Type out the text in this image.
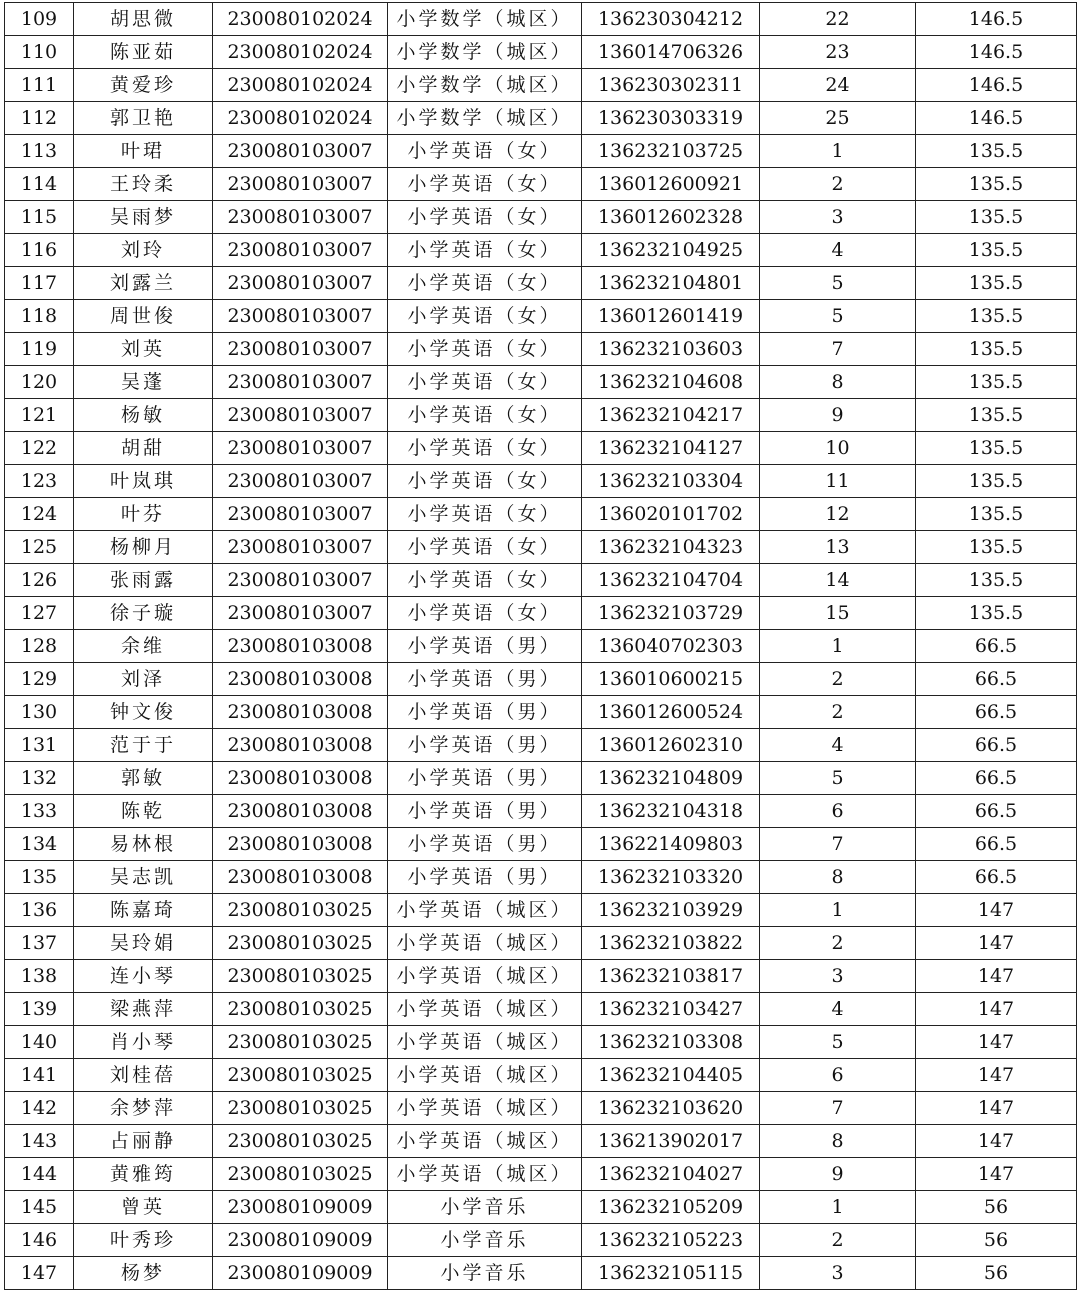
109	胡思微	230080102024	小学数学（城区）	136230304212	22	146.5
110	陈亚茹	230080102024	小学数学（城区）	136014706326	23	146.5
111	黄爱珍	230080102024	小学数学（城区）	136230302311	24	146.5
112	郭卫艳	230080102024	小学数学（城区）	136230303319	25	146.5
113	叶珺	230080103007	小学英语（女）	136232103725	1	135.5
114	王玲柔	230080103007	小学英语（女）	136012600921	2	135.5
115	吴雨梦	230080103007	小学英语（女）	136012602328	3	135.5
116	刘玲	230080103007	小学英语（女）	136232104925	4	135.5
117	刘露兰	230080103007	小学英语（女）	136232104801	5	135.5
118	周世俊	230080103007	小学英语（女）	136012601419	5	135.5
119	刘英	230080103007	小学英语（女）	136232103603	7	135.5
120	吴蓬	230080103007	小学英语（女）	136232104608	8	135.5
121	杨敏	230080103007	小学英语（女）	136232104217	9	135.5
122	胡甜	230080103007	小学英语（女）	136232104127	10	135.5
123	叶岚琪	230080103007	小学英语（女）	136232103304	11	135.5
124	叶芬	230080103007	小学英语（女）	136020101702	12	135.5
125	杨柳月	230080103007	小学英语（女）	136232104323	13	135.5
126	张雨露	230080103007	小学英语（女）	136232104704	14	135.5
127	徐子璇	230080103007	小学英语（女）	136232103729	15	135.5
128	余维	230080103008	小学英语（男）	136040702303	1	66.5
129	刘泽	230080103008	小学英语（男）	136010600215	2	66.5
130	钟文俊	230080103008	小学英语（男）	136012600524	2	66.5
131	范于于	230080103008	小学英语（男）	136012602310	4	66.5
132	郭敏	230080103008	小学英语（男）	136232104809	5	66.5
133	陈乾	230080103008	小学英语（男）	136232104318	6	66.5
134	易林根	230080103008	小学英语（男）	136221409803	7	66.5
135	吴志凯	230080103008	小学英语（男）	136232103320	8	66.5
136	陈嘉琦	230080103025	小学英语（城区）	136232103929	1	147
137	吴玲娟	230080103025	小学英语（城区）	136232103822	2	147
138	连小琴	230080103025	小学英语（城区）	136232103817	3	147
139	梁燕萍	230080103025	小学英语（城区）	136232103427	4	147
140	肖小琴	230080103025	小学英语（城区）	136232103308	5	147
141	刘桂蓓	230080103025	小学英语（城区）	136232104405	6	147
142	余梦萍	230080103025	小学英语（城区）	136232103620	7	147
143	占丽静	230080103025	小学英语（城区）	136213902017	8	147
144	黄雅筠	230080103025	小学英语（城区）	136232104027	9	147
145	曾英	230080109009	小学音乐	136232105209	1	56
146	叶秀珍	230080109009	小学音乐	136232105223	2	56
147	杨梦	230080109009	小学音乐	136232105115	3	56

----------------------------------------

§ **THE REQUEST**: Using the listing above, pick out each line that contains the word "小学音乐", then copy it.

§ **SOLUTION BELOW**:
145	曾英	230080109009	小学音乐	136232105209	1	56
146	叶秀珍	230080109009	小学音乐	136232105223	2	56
147	杨梦	230080109009	小学音乐	136232105115	3	56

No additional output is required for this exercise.